:: What is expected ::
Starting at the first line and ending at the line with "table-row[interactable]: 2 铂悦湾窗帘软装延期色", give the lines again with "row-title-link" swapped for "row-heading-link" and nothing else changed.

:: Record extracts ::
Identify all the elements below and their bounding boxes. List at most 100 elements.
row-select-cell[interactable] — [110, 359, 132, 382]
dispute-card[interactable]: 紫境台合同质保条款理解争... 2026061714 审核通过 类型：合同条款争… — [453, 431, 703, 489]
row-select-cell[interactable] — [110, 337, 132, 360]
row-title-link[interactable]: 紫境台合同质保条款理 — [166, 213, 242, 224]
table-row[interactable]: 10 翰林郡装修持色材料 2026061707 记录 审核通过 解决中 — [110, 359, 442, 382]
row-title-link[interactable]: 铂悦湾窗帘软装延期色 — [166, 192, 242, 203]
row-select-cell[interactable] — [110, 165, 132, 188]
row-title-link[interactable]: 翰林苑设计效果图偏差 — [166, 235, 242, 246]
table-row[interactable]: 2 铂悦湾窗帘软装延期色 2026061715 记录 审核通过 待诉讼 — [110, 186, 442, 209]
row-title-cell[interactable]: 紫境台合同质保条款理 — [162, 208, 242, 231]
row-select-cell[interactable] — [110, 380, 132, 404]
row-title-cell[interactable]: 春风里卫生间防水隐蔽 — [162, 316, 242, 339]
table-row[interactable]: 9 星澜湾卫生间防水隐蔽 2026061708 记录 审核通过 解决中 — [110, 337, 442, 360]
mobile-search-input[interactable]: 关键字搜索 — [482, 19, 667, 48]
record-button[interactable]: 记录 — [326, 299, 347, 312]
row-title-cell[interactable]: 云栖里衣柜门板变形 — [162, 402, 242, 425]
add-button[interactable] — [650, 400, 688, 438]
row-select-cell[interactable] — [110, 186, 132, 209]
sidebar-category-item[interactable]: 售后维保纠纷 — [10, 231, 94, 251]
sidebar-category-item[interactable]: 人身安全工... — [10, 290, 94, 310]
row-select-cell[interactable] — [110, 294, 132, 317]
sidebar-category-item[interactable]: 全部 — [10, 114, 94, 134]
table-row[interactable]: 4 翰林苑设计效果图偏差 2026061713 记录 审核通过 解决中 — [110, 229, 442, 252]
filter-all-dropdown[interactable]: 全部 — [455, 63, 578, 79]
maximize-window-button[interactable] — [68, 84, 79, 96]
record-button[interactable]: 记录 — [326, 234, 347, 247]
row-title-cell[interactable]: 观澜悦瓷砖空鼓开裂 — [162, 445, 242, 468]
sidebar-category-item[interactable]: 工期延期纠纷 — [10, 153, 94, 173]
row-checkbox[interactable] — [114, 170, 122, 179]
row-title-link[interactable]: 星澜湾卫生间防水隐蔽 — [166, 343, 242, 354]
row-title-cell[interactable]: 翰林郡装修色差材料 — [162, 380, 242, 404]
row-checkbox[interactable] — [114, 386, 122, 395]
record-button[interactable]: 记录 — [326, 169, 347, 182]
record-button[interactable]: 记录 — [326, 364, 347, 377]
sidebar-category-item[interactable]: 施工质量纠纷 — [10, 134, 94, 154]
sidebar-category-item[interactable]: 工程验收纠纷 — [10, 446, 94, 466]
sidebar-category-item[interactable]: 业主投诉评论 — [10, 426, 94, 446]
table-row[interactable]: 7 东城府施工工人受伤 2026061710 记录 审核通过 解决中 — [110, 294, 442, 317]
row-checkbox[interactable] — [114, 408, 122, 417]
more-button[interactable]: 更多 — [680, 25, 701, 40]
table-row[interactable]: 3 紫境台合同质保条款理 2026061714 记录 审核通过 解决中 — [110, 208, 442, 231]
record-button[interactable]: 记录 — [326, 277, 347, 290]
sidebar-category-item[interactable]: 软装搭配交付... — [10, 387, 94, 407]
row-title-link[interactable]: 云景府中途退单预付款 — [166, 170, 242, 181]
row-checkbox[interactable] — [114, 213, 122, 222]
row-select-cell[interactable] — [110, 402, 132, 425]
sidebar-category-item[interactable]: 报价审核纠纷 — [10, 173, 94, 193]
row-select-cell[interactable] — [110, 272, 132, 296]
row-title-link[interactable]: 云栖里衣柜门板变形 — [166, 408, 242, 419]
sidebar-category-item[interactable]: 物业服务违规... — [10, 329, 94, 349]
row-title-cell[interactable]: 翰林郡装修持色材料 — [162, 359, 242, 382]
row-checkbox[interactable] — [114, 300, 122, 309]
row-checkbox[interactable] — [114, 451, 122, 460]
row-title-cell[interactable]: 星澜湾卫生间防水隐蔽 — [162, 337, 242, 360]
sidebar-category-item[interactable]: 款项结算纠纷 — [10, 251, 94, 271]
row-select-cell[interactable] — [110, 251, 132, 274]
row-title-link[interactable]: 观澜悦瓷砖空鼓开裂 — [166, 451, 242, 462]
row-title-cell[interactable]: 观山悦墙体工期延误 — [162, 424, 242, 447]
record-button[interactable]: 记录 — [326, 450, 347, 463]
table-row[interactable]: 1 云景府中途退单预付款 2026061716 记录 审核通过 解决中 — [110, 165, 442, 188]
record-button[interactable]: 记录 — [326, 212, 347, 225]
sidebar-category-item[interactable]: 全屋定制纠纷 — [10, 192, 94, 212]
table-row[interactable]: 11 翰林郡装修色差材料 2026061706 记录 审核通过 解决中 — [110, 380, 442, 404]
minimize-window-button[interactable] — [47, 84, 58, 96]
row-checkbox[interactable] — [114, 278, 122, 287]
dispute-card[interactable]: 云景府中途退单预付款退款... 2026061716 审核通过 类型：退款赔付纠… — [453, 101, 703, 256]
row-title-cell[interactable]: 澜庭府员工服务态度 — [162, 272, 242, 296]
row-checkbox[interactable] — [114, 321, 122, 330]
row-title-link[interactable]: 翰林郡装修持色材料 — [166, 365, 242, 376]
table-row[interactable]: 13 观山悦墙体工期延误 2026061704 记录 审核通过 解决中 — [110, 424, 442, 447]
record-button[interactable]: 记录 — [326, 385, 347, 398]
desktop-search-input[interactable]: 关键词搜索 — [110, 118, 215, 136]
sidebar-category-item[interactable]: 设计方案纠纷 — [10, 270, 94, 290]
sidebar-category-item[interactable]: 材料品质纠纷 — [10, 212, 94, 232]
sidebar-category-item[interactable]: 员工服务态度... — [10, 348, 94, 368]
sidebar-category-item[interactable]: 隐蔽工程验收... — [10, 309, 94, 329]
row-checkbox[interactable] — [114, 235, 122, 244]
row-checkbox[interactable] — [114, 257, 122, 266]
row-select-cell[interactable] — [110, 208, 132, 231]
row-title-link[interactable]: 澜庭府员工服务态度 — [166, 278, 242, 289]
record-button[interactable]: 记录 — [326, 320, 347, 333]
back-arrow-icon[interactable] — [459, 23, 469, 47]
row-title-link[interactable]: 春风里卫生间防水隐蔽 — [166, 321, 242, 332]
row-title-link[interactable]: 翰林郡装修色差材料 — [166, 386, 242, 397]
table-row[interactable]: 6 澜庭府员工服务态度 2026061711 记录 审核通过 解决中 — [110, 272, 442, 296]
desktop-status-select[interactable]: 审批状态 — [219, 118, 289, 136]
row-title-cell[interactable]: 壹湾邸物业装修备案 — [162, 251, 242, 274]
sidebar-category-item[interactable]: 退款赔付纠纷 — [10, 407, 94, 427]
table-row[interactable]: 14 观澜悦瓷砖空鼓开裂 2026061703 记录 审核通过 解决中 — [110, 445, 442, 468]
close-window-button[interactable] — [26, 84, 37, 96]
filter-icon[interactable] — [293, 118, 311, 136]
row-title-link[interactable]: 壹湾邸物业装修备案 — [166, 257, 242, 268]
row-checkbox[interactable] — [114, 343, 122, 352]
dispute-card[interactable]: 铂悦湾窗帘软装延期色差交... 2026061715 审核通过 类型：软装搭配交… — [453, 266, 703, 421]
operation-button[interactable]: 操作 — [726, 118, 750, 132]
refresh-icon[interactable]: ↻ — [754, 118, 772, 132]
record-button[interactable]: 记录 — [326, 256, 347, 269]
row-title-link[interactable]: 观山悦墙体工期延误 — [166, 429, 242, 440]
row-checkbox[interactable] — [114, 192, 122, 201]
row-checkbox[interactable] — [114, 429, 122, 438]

:: The output ::
Identify all the elements below and their bounding boxes. List at most 100 elements.
row-select-cell[interactable] — [110, 359, 132, 382]
dispute-card[interactable]: 紫境台合同质保条款理解争... 2026061714 审核通过 类型：合同条款争… — [453, 431, 703, 489]
row-select-cell[interactable] — [110, 337, 132, 360]
row-heading-link[interactable]: 紫境台合同质保条款理 — [166, 213, 242, 224]
table-row[interactable]: 10 翰林郡装修持色材料 2026061707 记录 审核通过 解决中 — [110, 359, 442, 382]
row-heading-link[interactable]: 铂悦湾窗帘软装延期色 — [166, 192, 242, 203]
row-select-cell[interactable] — [110, 165, 132, 188]
row-heading-link[interactable]: 翰林苑设计效果图偏差 — [166, 235, 242, 246]
table-row[interactable]: 2 铂悦湾窗帘软装延期色 2026061715 记录 审核通过 待诉讼 — [110, 186, 442, 209]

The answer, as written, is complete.